■ Set problem: Lines before the one containing "Read this page and output its text content." are excluded; reproduce that line and all lines after it in the entries below, exactly.

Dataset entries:
## start

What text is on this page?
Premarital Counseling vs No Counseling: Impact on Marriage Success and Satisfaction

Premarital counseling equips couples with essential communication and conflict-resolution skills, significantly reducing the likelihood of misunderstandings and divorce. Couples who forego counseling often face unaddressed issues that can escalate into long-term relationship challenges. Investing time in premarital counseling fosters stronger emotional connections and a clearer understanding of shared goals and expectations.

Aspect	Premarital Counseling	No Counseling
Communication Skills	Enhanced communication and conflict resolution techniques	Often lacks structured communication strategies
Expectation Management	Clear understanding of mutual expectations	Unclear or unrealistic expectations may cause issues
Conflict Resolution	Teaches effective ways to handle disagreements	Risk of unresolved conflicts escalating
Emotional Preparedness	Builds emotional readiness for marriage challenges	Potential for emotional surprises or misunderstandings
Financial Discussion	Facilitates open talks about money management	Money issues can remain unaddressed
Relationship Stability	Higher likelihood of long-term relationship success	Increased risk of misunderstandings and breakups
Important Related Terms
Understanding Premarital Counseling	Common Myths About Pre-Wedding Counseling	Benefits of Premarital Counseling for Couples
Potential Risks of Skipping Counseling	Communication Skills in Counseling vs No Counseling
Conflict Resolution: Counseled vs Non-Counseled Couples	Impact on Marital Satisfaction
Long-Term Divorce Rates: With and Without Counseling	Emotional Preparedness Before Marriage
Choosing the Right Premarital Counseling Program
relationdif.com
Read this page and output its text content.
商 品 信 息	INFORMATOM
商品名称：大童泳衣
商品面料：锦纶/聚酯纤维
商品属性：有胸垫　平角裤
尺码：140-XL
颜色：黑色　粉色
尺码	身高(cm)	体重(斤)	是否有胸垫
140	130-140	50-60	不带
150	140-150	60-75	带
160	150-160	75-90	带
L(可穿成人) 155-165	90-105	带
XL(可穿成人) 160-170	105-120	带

## end

■ Task output:
Read this page and output its text content.
商 品 信 息	INFORMATOM
商品名称：大童泳衣
商品面料：锦纶/聚酯纤维
商品属性：有胸垫　平角裤
尺码：140-XL
颜色：黑色　粉色
尺码	身高(cm)	体重(斤)	是否有胸垫
140	130-140	50-60	不带
150	140-150	60-75	带
160	150-160	75-90	带
L(可穿成人) 155-165	90-105	带
XL(可穿成人) 160-170	105-120	带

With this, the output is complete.